Write the data out again exactly, with no pictures.

━━━━━ INFORMATION PROVIDED

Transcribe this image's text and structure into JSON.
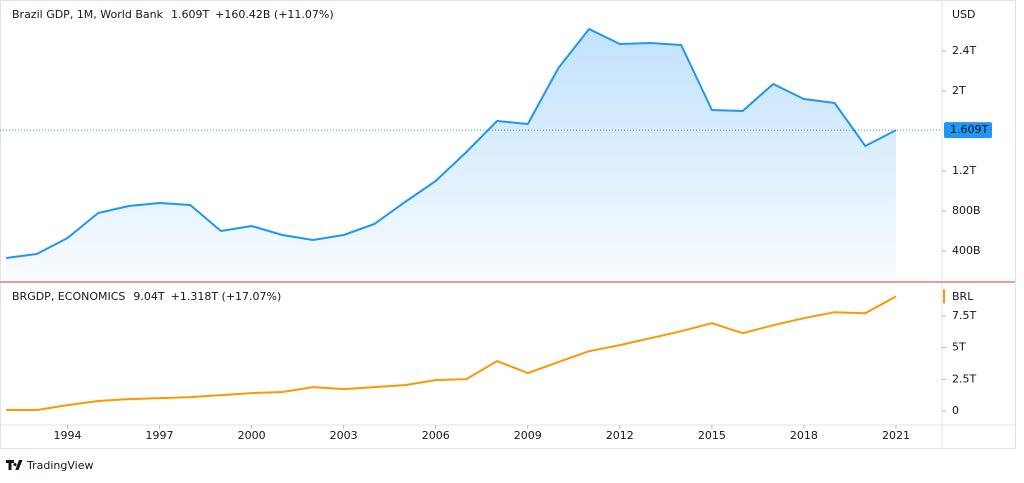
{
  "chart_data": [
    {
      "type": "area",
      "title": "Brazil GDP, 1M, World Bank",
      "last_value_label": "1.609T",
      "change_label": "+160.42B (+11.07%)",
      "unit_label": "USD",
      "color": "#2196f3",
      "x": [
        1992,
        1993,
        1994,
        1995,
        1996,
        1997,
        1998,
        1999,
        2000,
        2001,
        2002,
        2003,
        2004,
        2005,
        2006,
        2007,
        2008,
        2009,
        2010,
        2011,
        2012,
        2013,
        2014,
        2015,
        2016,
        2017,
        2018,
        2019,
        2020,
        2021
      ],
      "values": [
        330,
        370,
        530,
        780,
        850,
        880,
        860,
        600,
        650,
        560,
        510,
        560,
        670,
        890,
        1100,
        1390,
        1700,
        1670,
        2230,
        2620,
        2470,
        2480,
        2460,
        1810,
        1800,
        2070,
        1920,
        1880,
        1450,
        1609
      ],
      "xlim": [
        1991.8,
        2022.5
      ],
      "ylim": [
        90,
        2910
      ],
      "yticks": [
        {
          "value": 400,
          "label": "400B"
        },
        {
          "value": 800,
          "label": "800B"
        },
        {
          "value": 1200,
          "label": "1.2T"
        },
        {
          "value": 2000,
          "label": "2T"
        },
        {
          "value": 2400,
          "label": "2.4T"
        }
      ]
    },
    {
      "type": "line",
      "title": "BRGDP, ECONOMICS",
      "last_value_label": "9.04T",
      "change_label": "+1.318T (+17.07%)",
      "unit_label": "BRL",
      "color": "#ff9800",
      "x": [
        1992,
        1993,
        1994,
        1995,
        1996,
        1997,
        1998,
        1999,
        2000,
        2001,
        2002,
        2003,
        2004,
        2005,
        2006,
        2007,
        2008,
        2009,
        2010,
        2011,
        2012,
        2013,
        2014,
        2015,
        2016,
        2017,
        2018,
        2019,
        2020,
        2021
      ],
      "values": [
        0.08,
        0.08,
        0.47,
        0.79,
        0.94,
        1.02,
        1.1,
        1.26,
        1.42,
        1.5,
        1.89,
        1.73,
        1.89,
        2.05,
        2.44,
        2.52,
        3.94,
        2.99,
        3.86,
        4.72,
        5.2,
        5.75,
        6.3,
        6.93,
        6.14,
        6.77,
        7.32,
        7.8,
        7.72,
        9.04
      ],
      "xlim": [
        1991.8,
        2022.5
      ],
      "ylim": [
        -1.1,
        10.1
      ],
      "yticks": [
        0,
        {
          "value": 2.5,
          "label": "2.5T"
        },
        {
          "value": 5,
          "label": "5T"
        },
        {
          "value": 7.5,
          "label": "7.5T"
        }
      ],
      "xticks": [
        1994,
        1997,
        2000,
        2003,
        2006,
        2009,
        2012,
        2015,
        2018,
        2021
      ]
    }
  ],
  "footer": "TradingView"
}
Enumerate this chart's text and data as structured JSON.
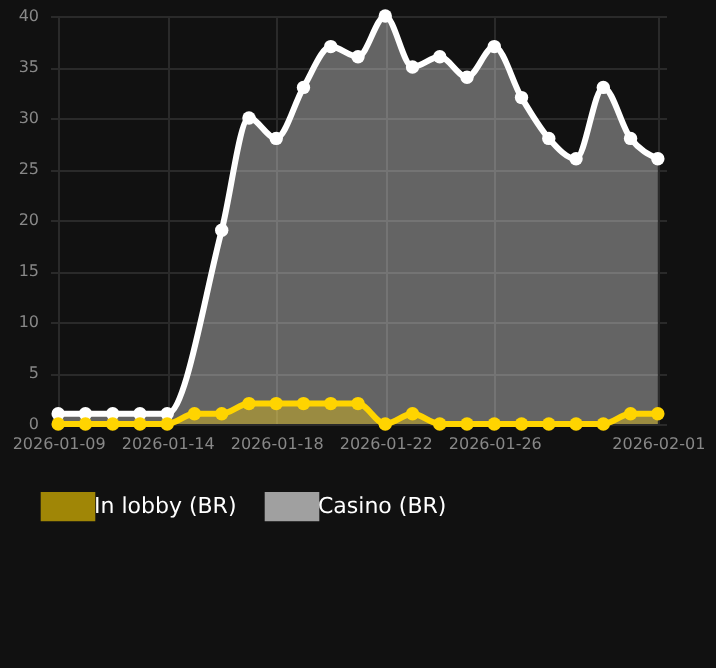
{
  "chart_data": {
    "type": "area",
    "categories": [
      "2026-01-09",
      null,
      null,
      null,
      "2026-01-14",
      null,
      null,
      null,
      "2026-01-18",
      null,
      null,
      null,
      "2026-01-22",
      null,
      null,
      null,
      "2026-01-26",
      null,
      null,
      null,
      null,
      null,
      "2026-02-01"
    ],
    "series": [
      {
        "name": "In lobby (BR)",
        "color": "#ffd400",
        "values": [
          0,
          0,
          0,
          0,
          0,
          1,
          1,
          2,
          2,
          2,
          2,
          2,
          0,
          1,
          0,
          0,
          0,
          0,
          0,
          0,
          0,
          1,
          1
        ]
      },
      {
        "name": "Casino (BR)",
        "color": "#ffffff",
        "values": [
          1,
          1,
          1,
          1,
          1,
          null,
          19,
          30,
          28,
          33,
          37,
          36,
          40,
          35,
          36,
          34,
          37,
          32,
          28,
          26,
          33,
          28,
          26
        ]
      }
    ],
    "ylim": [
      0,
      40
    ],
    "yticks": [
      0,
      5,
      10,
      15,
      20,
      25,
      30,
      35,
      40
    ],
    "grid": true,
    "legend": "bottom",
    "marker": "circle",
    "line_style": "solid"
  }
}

━━━━━━━━━━

__TASK OUTPUT__:
Transcribe this image's text and structure into JSON.
{
  "chart_data": [
    {
      "type": "area",
      "title": "Brazil GDP, 1M, World Bank",
      "last_value_label": "1.609T",
      "change_label": "+160.42B (+11.07%)",
      "unit_label": "USD",
      "color": "#2196f3",
      "x": [
        1992,
        1993,
        1994,
        1995,
        1996,
        1997,
        1998,
        1999,
        2000,
        2001,
        2002,
        2003,
        2004,
        2005,
        2006,
        2007,
        2008,
        2009,
        2010,
        2011,
        2012,
        2013,
        2014,
        2015,
        2016,
        2017,
        2018,
        2019,
        2020,
        2021
      ],
      "values": [
        330,
        370,
        530,
        780,
        850,
        880,
        860,
        600,
        650,
        560,
        510,
        560,
        670,
        890,
        1100,
        1390,
        1700,
        1670,
        2230,
        2620,
        2470,
        2480,
        2460,
        1810,
        1800,
        2070,
        1920,
        1880,
        1450,
        1609
      ],
      "xlim": [
        1991.8,
        2022.5
      ],
      "ylim": [
        90,
        2910
      ],
      "yticks": [
        {
          "value": 400,
          "label": "400B"
        },
        {
          "value": 800,
          "label": "800B"
        },
        {
          "value": 1200,
          "label": "1.2T"
        },
        {
          "value": 2000,
          "label": "2T"
        },
        {
          "value": 2400,
          "label": "2.4T"
        }
      ]
    },
    {
      "type": "line",
      "title": "BRGDP, ECONOMICS",
      "last_value_label": "9.04T",
      "change_label": "+1.318T (+17.07%)",
      "unit_label": "BRL",
      "color": "#ff9800",
      "x": [
        1992,
        1993,
        1994,
        1995,
        1996,
        1997,
        1998,
        1999,
        2000,
        2001,
        2002,
        2003,
        2004,
        2005,
        2006,
        2007,
        2008,
        2009,
        2010,
        2011,
        2012,
        2013,
        2014,
        2015,
        2016,
        2017,
        2018,
        2019,
        2020,
        2021
      ],
      "values": [
        0.08,
        0.08,
        0.47,
        0.79,
        0.94,
        1.02,
        1.1,
        1.26,
        1.42,
        1.5,
        1.89,
        1.73,
        1.89,
        2.05,
        2.44,
        2.52,
        3.94,
        2.99,
        3.86,
        4.72,
        5.2,
        5.75,
        6.3,
        6.93,
        6.14,
        6.77,
        7.32,
        7.8,
        7.72,
        9.04
      ],
      "xlim": [
        1991.8,
        2022.5
      ],
      "ylim": [
        -1.1,
        10.1
      ],
      "yticks": [
        0,
        {
          "value": 2.5,
          "label": "2.5T"
        },
        {
          "value": 5,
          "label": "5T"
        },
        {
          "value": 7.5,
          "label": "7.5T"
        }
      ],
      "xticks": [
        1994,
        1997,
        2000,
        2003,
        2006,
        2009,
        2012,
        2015,
        2018,
        2021
      ]
    }
  ],
  "footer": "TradingView"
}
Enumerate this chart's text and data as structured JSON.
{
  "chart_data": {
    "type": "area",
    "categories": [
      "2026-01-09",
      null,
      null,
      null,
      "2026-01-14",
      null,
      null,
      null,
      "2026-01-18",
      null,
      null,
      null,
      "2026-01-22",
      null,
      null,
      null,
      "2026-01-26",
      null,
      null,
      null,
      null,
      null,
      "2026-02-01"
    ],
    "series": [
      {
        "name": "In lobby (BR)",
        "color": "#ffd400",
        "values": [
          0,
          0,
          0,
          0,
          0,
          1,
          1,
          2,
          2,
          2,
          2,
          2,
          0,
          1,
          0,
          0,
          0,
          0,
          0,
          0,
          0,
          1,
          1
        ]
      },
      {
        "name": "Casino (BR)",
        "color": "#ffffff",
        "values": [
          1,
          1,
          1,
          1,
          1,
          null,
          19,
          30,
          28,
          33,
          37,
          36,
          40,
          35,
          36,
          34,
          37,
          32,
          28,
          26,
          33,
          28,
          26
        ]
      }
    ],
    "ylim": [
      0,
      40
    ],
    "yticks": [
      0,
      5,
      10,
      15,
      20,
      25,
      30,
      35,
      40
    ],
    "grid": true,
    "legend": "bottom",
    "marker": "circle",
    "line_style": "solid"
  }
}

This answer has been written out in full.